» **Written problem**
Return each line containing the string "icon".

» **Dataset items**
----------------

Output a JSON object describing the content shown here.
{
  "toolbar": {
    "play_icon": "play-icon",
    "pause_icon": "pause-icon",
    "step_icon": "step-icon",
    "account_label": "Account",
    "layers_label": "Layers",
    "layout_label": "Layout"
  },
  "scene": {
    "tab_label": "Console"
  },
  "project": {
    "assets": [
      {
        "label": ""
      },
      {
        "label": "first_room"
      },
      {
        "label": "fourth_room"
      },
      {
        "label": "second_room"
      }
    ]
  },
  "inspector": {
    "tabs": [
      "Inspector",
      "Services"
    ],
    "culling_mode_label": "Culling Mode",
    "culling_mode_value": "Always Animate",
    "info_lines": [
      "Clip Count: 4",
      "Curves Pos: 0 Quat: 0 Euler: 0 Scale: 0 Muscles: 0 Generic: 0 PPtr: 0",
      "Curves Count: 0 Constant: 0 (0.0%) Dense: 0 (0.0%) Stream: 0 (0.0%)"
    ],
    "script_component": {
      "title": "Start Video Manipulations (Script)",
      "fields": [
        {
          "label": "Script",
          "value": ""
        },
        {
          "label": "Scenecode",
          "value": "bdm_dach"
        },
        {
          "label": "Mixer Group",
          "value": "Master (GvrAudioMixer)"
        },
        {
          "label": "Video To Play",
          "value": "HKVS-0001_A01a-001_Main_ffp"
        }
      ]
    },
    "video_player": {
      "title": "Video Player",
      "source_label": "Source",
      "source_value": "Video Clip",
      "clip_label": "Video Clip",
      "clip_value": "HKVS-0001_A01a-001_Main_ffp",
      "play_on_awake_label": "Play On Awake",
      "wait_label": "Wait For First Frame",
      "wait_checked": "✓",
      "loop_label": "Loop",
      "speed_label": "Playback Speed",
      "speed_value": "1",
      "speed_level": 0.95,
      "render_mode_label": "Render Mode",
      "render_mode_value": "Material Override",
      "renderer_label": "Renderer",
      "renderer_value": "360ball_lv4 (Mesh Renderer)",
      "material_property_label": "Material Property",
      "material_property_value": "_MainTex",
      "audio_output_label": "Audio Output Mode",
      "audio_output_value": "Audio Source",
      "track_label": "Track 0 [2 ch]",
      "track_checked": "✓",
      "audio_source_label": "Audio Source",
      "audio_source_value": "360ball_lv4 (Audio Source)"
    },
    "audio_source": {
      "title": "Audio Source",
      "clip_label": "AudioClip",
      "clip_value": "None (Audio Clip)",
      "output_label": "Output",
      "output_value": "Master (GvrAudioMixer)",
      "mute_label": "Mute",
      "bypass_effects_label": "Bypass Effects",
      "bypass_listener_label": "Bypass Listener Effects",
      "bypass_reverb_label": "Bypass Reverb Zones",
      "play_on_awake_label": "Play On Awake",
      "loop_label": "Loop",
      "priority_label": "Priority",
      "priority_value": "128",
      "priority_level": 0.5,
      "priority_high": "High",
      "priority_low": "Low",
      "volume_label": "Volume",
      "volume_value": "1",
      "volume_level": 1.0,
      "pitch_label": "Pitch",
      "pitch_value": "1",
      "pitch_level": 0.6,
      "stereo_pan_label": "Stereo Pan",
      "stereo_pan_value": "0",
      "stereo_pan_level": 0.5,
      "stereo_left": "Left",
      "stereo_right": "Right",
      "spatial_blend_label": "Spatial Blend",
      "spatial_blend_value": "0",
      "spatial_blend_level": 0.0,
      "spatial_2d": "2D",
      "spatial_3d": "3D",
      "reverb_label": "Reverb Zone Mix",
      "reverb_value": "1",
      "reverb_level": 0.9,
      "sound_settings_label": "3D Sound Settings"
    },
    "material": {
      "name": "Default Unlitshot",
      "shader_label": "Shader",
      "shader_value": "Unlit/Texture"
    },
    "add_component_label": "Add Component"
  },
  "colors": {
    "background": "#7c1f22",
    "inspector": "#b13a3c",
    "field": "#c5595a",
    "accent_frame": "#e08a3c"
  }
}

----------------

» **Reply to the exercise**
    "play_icon": "play-icon",
    "pause_icon": "pause-icon",
    "step_icon": "step-icon",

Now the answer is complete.